§ Records provided
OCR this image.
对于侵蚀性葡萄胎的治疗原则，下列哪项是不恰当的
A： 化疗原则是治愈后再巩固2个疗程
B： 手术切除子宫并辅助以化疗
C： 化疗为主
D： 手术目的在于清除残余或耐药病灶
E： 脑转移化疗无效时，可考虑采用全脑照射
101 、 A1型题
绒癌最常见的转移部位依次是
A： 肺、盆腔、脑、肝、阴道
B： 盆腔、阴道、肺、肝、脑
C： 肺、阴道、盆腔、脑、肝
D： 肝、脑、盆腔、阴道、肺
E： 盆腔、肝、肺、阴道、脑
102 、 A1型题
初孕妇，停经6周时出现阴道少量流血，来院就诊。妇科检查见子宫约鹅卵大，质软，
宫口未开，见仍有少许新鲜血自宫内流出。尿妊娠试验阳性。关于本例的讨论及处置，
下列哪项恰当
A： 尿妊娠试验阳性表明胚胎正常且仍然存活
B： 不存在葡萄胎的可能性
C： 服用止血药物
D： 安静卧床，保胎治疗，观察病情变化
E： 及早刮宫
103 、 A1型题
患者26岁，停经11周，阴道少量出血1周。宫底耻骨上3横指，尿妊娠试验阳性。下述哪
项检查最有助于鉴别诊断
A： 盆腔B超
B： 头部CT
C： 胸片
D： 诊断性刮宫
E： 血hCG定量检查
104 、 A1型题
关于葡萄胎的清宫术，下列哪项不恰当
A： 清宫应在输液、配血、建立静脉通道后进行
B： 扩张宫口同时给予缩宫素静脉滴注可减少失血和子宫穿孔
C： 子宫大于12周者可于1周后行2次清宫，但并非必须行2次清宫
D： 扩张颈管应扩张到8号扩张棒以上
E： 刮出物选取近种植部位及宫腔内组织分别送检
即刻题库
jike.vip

§ Short exercise
Return all of the above records exactly, leaving no line out.

§ Problem solution
OCR this image.
对于侵蚀性葡萄胎的治疗原则，下列哪项是不恰当的
A： 化疗原则是治愈后再巩固2个疗程
B： 手术切除子宫并辅助以化疗
C： 化疗为主
D： 手术目的在于清除残余或耐药病灶
E： 脑转移化疗无效时，可考虑采用全脑照射
101 、 A1型题
绒癌最常见的转移部位依次是
A： 肺、盆腔、脑、肝、阴道
B： 盆腔、阴道、肺、肝、脑
C： 肺、阴道、盆腔、脑、肝
D： 肝、脑、盆腔、阴道、肺
E： 盆腔、肝、肺、阴道、脑
102 、 A1型题
初孕妇，停经6周时出现阴道少量流血，来院就诊。妇科检查见子宫约鹅卵大，质软，
宫口未开，见仍有少许新鲜血自宫内流出。尿妊娠试验阳性。关于本例的讨论及处置，
下列哪项恰当
A： 尿妊娠试验阳性表明胚胎正常且仍然存活
B： 不存在葡萄胎的可能性
C： 服用止血药物
D： 安静卧床，保胎治疗，观察病情变化
E： 及早刮宫
103 、 A1型题
患者26岁，停经11周，阴道少量出血1周。宫底耻骨上3横指，尿妊娠试验阳性。下述哪
项检查最有助于鉴别诊断
A： 盆腔B超
B： 头部CT
C： 胸片
D： 诊断性刮宫
E： 血hCG定量检查
104 、 A1型题
关于葡萄胎的清宫术，下列哪项不恰当
A： 清宫应在输液、配血、建立静脉通道后进行
B： 扩张宫口同时给予缩宫素静脉滴注可减少失血和子宫穿孔
C： 子宫大于12周者可于1周后行2次清宫，但并非必须行2次清宫
D： 扩张颈管应扩张到8号扩张棒以上
E： 刮出物选取近种植部位及宫腔内组织分别送检
即刻题库
jike.vip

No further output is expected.